--- Dataset records ---
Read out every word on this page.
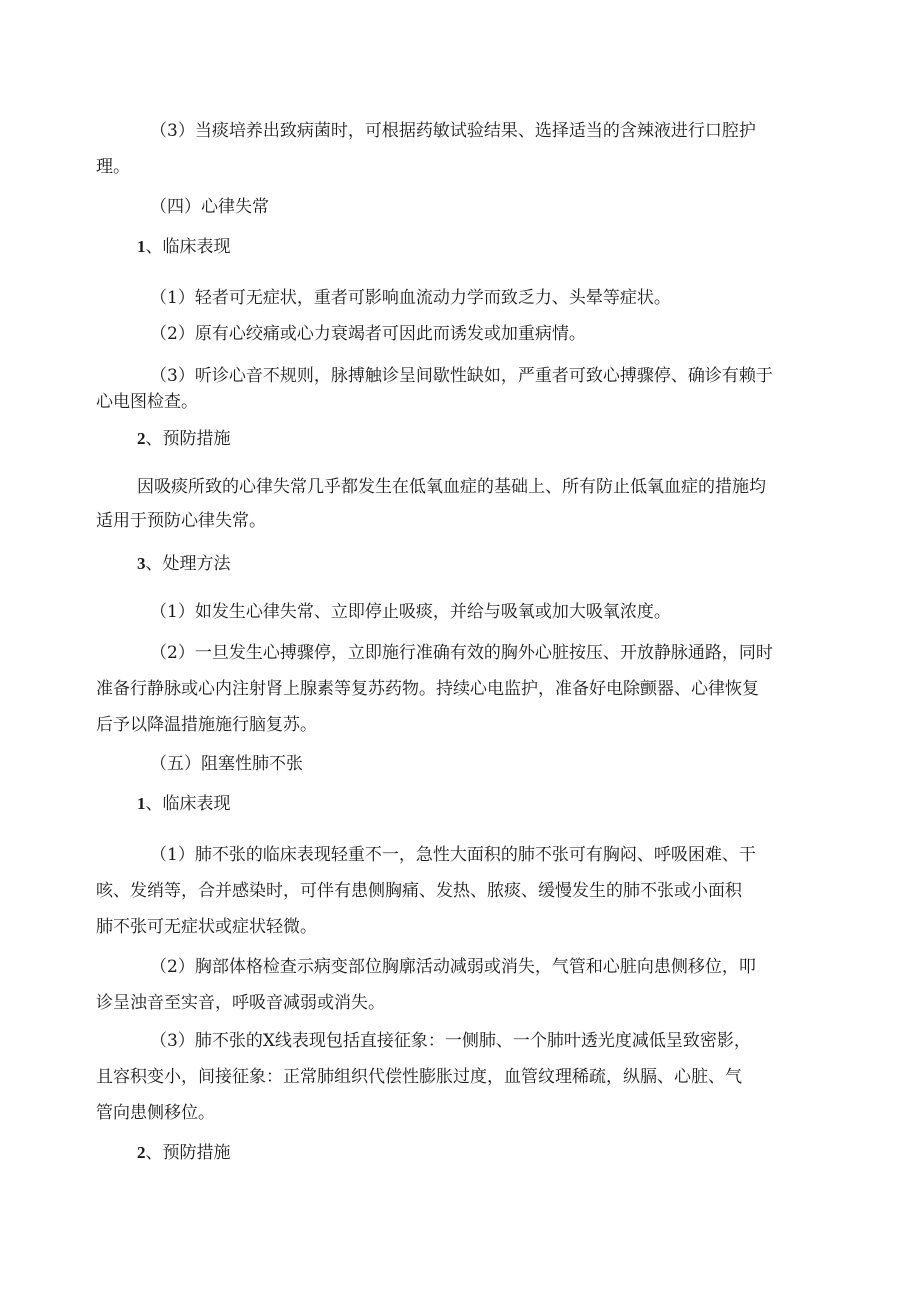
（3）当痰培养出致病菌时，可根据药敏试验结果、选择适当的含辣液进行口腔护
理。
（四）心律失常
1、临床表现
（1）轻者可无症状，重者可影响血流动力学而致乏力、头晕等症状。
（2）原有心绞痛或心力衰竭者可因此而诱发或加重病情。
（3）听诊心音不规则，脉搏触诊呈间歇性缺如，严重者可致心搏骤停、确诊有赖于
心电图检查。
2、预防措施
因吸痰所致的心律失常几乎都发生在低氧血症的基础上、所有防止低氧血症的措施均
适用于预防心律失常。
3、处理方法
（1）如发生心律失常、立即停止吸痰，并给与吸氧或加大吸氧浓度。
（2）一旦发生心搏骤停，立即施行准确有效的胸外心脏按压、开放静脉通路，同时
准备行静脉或心内注射肾上腺素等复苏药物。持续心电监护，准备好电除颤器、心律恢复
后予以降温措施施行脑复苏。
（五）阻塞性肺不张
1、临床表现
（1）肺不张的临床表现轻重不一，急性大面积的肺不张可有胸闷、呼吸困难、干
咳、发绡等，合并感染时，可伴有患侧胸痛、发热、脓痰、缓慢发生的肺不张或小面积
肺不张可无症状或症状轻微。
（2）胸部体格检查示病变部位胸廓活动减弱或消失，气管和心脏向患侧移位，叩
诊呈浊音至实音，呼吸音减弱或消失。
（3）肺不张的X线表现包括直接征象：一侧肺、一个肺叶透光度减低呈致密影，
且容积变小，间接征象：正常肺组织代偿性膨胀过度，血管纹理稀疏，纵膈、心脏、气
管向患侧移位。
2、预防措施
---
__Your instructions__: Return each line exactly as written. Any picture gets left out.

__Solution for this task__:
Read out every word on this page.
（3）当痰培养出致病菌时，可根据药敏试验结果、选择适当的含辣液进行口腔护
理。
（四）心律失常
1、临床表现
（1）轻者可无症状，重者可影响血流动力学而致乏力、头晕等症状。
（2）原有心绞痛或心力衰竭者可因此而诱发或加重病情。
（3）听诊心音不规则，脉搏触诊呈间歇性缺如，严重者可致心搏骤停、确诊有赖于
心电图检查。
2、预防措施
因吸痰所致的心律失常几乎都发生在低氧血症的基础上、所有防止低氧血症的措施均
适用于预防心律失常。
3、处理方法
（1）如发生心律失常、立即停止吸痰，并给与吸氧或加大吸氧浓度。
（2）一旦发生心搏骤停，立即施行准确有效的胸外心脏按压、开放静脉通路，同时
准备行静脉或心内注射肾上腺素等复苏药物。持续心电监护，准备好电除颤器、心律恢复
后予以降温措施施行脑复苏。
（五）阻塞性肺不张
1、临床表现
（1）肺不张的临床表现轻重不一，急性大面积的肺不张可有胸闷、呼吸困难、干
咳、发绡等，合并感染时，可伴有患侧胸痛、发热、脓痰、缓慢发生的肺不张或小面积
肺不张可无症状或症状轻微。
（2）胸部体格检查示病变部位胸廓活动减弱或消失，气管和心脏向患侧移位，叩
诊呈浊音至实音，呼吸音减弱或消失。
（3）肺不张的X线表现包括直接征象：一侧肺、一个肺叶透光度减低呈致密影，
且容积变小，间接征象：正常肺组织代偿性膨胀过度，血管纹理稀疏，纵膈、心脏、气
管向患侧移位。
2、预防措施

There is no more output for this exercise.